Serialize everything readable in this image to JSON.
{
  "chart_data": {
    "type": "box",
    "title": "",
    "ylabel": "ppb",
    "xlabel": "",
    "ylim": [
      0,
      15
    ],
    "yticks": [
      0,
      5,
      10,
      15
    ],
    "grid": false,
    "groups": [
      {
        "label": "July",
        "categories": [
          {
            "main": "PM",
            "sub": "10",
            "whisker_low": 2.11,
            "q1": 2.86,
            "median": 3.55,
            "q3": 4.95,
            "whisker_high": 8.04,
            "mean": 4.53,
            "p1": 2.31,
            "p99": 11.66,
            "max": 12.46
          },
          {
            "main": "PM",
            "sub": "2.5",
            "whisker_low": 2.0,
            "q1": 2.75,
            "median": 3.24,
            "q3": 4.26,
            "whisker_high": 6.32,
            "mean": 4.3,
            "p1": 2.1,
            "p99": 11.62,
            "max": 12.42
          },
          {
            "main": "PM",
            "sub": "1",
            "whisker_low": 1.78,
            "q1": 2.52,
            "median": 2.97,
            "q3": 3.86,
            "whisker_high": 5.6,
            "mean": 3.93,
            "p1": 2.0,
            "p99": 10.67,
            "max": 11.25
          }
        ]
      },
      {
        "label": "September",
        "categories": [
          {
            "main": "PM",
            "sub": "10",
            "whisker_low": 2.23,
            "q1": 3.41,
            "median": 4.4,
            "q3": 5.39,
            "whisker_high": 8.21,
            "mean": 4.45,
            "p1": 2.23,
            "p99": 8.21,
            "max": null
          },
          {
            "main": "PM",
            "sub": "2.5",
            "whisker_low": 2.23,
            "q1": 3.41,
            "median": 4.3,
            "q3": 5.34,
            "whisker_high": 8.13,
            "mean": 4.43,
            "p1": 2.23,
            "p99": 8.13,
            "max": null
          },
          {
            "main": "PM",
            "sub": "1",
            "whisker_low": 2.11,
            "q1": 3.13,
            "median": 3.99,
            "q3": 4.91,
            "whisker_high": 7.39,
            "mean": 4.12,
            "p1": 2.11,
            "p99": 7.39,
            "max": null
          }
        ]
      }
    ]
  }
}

- - -

Required work: Only lines with "mean" are wanted here; list each of them.

Answer in full:
            "mean": 4.53,
            "mean": 4.3,
            "mean": 3.93,
            "mean": 4.45,
            "mean": 4.43,
            "mean": 4.12,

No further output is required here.